**GIVEN PROBLEM**
Quote all of the data that follows exactly as written, skipping the images.

[Records contained in a dataset]
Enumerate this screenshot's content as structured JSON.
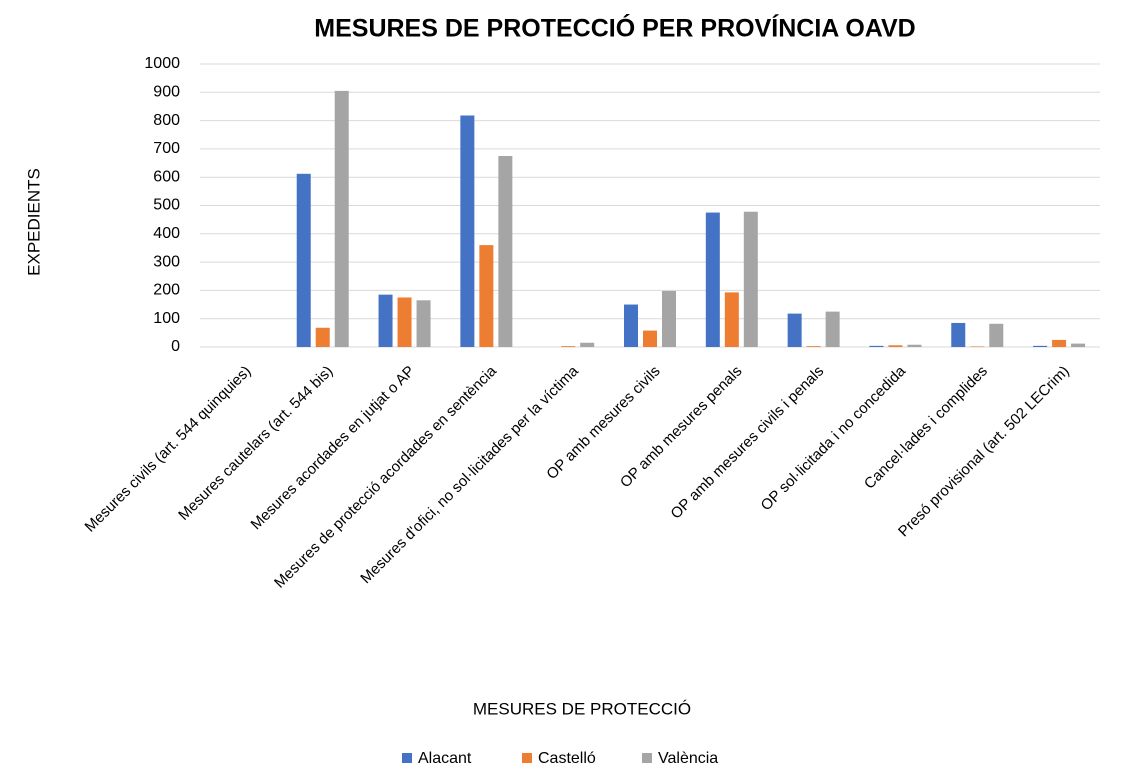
{
  "chart_data": {
    "type": "bar",
    "title": "MESURES DE PROTECCIÓ PER PROVÍNCIA OAVD",
    "x_label": "MESURES DE PROTECCIÓ",
    "y_label": "EXPEDIENTS",
    "categories": [
      "Mesures civils (art. 544 quinquies)",
      "Mesures cautelars (art. 544 bis)",
      "Mesures acordades en jutjat o AP",
      "Mesures de protecció acordades en sentència",
      "Mesures d'ofici, no sol·licitades per la víctima",
      "OP amb mesures civils",
      "OP amb mesures penals",
      "OP amb mesures civils i penals",
      "OP sol·licitada i no concedida",
      "Cancel·lades i complides",
      "Presó provisional (art. 502 LECrim)"
    ],
    "series": [
      {
        "name": "Alacant",
        "color": "#4472c4",
        "values": [
          0,
          612,
          185,
          818,
          0,
          150,
          475,
          118,
          4,
          85,
          4
        ]
      },
      {
        "name": "Castelló",
        "color": "#ed7d31",
        "values": [
          0,
          68,
          175,
          360,
          3,
          58,
          193,
          3,
          6,
          2,
          25
        ]
      },
      {
        "name": "València",
        "color": "#a5a5a5",
        "values": [
          0,
          905,
          165,
          675,
          15,
          198,
          478,
          125,
          8,
          82,
          12
        ]
      }
    ],
    "ylim": [
      0,
      1000
    ],
    "yticks": [
      0,
      100,
      200,
      300,
      400,
      500,
      600,
      700,
      800,
      900,
      1000
    ],
    "grid": true,
    "legend": "bottom"
  }
}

**TASK ANSWER**
Enumerate this screenshot's content as structured JSON.
{
  "chart_data": {
    "type": "bar",
    "title": "MESURES DE PROTECCIÓ PER PROVÍNCIA OAVD",
    "x_label": "MESURES DE PROTECCIÓ",
    "y_label": "EXPEDIENTS",
    "categories": [
      "Mesures civils (art. 544 quinquies)",
      "Mesures cautelars (art. 544 bis)",
      "Mesures acordades en jutjat o AP",
      "Mesures de protecció acordades en sentència",
      "Mesures d'ofici, no sol·licitades per la víctima",
      "OP amb mesures civils",
      "OP amb mesures penals",
      "OP amb mesures civils i penals",
      "OP sol·licitada i no concedida",
      "Cancel·lades i complides",
      "Presó provisional (art. 502 LECrim)"
    ],
    "series": [
      {
        "name": "Alacant",
        "color": "#4472c4",
        "values": [
          0,
          612,
          185,
          818,
          0,
          150,
          475,
          118,
          4,
          85,
          4
        ]
      },
      {
        "name": "Castelló",
        "color": "#ed7d31",
        "values": [
          0,
          68,
          175,
          360,
          3,
          58,
          193,
          3,
          6,
          2,
          25
        ]
      },
      {
        "name": "València",
        "color": "#a5a5a5",
        "values": [
          0,
          905,
          165,
          675,
          15,
          198,
          478,
          125,
          8,
          82,
          12
        ]
      }
    ],
    "ylim": [
      0,
      1000
    ],
    "yticks": [
      0,
      100,
      200,
      300,
      400,
      500,
      600,
      700,
      800,
      900,
      1000
    ],
    "grid": true,
    "legend": "bottom"
  }
}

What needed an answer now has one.